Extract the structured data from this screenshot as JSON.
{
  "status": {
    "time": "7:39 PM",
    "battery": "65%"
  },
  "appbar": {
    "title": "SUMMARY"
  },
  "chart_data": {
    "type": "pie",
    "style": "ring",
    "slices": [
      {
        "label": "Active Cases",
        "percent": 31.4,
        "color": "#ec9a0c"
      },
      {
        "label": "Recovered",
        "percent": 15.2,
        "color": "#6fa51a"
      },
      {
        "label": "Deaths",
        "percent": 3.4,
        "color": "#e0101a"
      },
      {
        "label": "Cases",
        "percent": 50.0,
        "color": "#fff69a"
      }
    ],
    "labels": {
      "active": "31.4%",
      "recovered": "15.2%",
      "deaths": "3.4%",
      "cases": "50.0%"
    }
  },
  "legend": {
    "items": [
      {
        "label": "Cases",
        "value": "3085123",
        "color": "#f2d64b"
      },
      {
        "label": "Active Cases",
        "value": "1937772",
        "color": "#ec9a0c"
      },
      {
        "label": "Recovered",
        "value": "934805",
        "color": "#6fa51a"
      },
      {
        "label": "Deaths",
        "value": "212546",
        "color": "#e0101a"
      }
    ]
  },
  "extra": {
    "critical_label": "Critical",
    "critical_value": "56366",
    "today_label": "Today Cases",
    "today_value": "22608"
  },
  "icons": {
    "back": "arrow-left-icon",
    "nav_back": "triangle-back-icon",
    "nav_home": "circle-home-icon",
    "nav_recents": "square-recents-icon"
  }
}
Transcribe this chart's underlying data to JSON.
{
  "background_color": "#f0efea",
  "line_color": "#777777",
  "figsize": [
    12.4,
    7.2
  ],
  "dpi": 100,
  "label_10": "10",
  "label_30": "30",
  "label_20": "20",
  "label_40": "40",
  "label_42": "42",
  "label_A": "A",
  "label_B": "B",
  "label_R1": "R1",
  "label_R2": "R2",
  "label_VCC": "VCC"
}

—————

■ WHAT YOU NEED TO DO:
From the line containing "Transcribe this chart's" through the final line of the listing above, retype every line exactly; leave out everything else.

■ EXERCISE OUTPUT:
Transcribe this chart's underlying data to JSON.
{
  "background_color": "#f0efea",
  "line_color": "#777777",
  "figsize": [
    12.4,
    7.2
  ],
  "dpi": 100,
  "label_10": "10",
  "label_30": "30",
  "label_20": "20",
  "label_40": "40",
  "label_42": "42",
  "label_A": "A",
  "label_B": "B",
  "label_R1": "R1",
  "label_R2": "R2",
  "label_VCC": "VCC"
}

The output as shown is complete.